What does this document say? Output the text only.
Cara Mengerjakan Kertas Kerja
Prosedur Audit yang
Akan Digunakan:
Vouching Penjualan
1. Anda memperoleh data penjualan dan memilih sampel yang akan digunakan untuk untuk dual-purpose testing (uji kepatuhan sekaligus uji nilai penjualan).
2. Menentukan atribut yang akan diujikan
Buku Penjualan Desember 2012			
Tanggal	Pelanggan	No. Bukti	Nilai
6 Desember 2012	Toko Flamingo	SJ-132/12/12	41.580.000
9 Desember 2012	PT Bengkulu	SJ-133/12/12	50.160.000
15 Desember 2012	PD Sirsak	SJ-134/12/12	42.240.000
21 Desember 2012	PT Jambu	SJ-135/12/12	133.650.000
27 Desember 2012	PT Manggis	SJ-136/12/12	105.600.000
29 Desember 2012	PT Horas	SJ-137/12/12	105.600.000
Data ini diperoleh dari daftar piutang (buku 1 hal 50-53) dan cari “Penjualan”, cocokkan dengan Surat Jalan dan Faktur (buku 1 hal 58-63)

__________

Aim - Write the material out exactly, with nothing left out.

Answer for the task -
What does this document say? Output the text only.
Cara Mengerjakan Kertas Kerja
Prosedur Audit yang
Akan Digunakan:
Vouching Penjualan
1. Anda memperoleh data penjualan dan memilih sampel yang akan digunakan untuk untuk dual-purpose testing (uji kepatuhan sekaligus uji nilai penjualan).
2. Menentukan atribut yang akan diujikan
Buku Penjualan Desember 2012			
Tanggal	Pelanggan	No. Bukti	Nilai
6 Desember 2012	Toko Flamingo	SJ-132/12/12	41.580.000
9 Desember 2012	PT Bengkulu	SJ-133/12/12	50.160.000
15 Desember 2012	PD Sirsak	SJ-134/12/12	42.240.000
21 Desember 2012	PT Jambu	SJ-135/12/12	133.650.000
27 Desember 2012	PT Manggis	SJ-136/12/12	105.600.000
29 Desember 2012	PT Horas	SJ-137/12/12	105.600.000
Data ini diperoleh dari daftar piutang (buku 1 hal 50-53) dan cari “Penjualan”, cocokkan dengan Surat Jalan dan Faktur (buku 1 hal 58-63)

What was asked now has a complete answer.